Data entries:
= = = =
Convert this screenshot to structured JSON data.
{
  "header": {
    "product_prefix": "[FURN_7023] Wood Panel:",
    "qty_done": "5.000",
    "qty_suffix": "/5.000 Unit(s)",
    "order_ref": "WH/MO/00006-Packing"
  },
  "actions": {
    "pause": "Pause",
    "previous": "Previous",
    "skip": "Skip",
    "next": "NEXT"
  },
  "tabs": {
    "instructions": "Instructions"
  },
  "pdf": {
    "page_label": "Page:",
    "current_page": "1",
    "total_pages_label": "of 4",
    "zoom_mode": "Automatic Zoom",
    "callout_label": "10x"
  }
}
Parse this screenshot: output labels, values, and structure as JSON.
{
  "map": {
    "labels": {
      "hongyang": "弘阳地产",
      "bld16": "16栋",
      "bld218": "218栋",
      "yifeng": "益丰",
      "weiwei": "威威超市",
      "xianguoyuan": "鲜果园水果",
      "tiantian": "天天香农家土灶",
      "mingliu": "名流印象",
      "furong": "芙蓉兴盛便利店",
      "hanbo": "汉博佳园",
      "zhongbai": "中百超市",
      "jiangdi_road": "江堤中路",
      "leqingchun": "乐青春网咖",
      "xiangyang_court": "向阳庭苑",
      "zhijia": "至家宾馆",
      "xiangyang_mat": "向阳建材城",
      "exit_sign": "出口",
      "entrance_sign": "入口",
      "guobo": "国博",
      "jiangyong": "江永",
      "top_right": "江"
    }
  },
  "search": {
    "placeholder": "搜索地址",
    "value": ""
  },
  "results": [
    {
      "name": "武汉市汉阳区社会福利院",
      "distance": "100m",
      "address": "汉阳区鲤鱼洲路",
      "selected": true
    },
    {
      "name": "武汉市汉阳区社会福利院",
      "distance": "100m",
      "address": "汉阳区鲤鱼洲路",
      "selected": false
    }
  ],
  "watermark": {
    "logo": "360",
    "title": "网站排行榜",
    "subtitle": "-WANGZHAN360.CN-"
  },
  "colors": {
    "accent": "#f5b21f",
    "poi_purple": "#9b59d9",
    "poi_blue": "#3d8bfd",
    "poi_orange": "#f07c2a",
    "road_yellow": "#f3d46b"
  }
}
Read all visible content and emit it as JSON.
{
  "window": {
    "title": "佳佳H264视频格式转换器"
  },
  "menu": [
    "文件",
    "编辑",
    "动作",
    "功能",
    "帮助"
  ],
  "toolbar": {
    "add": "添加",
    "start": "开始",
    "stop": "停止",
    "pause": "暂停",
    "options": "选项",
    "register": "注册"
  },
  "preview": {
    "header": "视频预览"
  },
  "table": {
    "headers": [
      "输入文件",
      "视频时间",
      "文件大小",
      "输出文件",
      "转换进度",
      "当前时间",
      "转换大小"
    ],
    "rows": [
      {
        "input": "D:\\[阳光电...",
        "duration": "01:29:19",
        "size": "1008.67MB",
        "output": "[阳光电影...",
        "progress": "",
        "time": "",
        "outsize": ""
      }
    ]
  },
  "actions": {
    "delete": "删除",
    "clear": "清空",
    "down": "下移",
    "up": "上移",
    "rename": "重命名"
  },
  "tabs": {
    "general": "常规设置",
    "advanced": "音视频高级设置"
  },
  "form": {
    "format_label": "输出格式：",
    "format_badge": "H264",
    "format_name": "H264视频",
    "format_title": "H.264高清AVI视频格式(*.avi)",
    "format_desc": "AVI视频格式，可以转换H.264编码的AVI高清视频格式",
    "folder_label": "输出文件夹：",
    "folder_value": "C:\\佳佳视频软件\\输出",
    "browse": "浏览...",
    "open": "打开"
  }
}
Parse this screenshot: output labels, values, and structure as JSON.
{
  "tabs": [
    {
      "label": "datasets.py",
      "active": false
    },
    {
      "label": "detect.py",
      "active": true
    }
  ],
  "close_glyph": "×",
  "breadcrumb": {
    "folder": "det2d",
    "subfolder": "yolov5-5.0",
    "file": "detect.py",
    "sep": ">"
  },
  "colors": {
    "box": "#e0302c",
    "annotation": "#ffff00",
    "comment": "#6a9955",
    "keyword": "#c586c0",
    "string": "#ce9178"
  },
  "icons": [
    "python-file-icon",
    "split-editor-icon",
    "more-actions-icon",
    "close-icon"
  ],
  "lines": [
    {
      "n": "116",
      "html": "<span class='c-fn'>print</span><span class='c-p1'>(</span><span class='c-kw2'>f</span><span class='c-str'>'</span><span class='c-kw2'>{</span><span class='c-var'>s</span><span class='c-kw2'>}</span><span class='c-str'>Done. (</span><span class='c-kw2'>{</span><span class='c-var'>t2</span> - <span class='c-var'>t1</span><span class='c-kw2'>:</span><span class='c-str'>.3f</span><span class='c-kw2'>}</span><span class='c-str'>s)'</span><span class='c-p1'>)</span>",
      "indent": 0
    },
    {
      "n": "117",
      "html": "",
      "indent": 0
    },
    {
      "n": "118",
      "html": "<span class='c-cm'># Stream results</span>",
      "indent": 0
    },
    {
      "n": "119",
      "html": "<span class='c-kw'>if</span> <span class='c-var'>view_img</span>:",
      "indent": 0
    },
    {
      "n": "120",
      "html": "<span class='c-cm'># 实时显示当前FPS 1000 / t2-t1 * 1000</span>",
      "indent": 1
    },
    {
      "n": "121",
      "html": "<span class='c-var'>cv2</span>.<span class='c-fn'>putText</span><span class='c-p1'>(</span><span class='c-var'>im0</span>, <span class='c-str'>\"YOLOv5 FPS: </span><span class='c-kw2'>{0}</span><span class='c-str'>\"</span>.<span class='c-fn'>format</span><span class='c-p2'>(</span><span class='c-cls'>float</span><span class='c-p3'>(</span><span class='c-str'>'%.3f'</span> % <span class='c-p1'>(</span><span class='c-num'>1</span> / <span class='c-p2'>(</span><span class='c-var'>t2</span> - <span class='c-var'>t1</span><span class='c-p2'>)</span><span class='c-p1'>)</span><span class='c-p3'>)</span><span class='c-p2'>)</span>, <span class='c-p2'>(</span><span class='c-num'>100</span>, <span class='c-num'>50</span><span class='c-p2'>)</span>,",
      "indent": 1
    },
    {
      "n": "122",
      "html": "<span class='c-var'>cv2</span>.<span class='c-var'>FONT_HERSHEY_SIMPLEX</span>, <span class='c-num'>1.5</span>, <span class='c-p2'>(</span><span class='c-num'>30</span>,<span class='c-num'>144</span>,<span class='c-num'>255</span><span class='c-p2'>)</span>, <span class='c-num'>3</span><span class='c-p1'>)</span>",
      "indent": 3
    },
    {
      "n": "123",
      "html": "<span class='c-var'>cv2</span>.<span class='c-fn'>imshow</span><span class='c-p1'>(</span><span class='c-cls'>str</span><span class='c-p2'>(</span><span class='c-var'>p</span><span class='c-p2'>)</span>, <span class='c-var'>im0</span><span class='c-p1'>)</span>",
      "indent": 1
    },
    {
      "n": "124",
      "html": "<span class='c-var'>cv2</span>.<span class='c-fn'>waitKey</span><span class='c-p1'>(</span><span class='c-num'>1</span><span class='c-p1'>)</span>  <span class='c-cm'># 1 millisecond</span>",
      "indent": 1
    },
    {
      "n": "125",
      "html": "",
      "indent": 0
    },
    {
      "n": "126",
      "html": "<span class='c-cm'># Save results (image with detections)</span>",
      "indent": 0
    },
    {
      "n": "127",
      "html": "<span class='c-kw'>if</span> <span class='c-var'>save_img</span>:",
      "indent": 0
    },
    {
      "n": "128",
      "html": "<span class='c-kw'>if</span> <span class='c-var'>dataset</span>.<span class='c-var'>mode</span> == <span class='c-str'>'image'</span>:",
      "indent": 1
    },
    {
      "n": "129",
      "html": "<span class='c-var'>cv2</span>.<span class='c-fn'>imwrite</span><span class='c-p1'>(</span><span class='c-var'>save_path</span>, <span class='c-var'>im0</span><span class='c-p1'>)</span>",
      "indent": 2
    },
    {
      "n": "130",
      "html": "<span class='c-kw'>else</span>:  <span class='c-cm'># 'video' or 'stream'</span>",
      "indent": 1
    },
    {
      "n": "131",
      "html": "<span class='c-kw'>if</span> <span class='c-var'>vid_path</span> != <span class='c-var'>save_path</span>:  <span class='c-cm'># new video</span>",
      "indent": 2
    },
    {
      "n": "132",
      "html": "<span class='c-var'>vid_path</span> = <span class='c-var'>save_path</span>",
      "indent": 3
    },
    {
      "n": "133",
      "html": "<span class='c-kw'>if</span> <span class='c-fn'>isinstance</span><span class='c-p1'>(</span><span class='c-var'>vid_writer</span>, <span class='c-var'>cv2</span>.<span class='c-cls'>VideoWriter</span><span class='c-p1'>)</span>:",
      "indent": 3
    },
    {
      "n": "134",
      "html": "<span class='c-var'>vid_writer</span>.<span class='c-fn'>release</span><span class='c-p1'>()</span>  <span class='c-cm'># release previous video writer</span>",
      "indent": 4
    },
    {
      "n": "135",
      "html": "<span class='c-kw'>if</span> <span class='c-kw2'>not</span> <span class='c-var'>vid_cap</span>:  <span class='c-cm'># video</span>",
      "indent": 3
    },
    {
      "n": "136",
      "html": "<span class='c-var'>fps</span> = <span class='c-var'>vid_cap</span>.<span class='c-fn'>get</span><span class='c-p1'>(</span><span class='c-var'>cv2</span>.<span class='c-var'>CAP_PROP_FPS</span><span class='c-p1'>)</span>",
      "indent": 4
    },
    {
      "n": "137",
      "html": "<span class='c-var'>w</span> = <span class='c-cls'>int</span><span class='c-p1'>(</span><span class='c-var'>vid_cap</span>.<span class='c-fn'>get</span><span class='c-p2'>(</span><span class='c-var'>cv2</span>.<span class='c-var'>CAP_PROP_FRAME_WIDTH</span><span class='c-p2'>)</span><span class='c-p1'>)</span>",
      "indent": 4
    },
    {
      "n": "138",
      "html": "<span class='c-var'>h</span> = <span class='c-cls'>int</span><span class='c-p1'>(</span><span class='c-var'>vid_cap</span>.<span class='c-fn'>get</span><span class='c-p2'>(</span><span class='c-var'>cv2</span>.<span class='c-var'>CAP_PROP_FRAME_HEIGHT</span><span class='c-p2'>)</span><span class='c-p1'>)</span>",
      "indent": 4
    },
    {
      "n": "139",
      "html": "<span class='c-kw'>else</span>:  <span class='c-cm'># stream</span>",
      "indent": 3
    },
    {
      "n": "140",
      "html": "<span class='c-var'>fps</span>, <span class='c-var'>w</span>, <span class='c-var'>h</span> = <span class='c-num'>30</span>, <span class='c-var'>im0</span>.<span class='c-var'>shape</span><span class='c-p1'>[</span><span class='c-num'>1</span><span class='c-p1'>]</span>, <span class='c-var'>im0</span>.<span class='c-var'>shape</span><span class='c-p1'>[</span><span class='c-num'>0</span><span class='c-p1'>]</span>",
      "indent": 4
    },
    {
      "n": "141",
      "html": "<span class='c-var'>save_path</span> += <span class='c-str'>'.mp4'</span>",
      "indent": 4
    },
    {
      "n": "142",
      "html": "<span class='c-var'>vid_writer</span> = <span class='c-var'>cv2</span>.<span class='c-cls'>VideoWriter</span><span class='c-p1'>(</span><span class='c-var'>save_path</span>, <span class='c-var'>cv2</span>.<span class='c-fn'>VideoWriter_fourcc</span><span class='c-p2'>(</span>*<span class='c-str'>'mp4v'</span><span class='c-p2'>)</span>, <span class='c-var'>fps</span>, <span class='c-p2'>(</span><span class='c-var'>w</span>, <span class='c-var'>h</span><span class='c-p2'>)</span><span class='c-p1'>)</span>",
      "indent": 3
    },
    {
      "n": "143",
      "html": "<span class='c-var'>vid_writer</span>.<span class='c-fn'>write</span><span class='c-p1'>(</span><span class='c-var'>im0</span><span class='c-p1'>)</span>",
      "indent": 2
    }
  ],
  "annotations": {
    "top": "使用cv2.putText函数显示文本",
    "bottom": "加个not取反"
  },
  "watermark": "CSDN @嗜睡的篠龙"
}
= = = =
Description of the task: List each line of the entries that holds the string "results".

Reply:
  "results": [
      "html": "<span class='c-cm'># Stream results</span>",
      "html": "<span class='c-cm'># Save results (image with detections)</span>",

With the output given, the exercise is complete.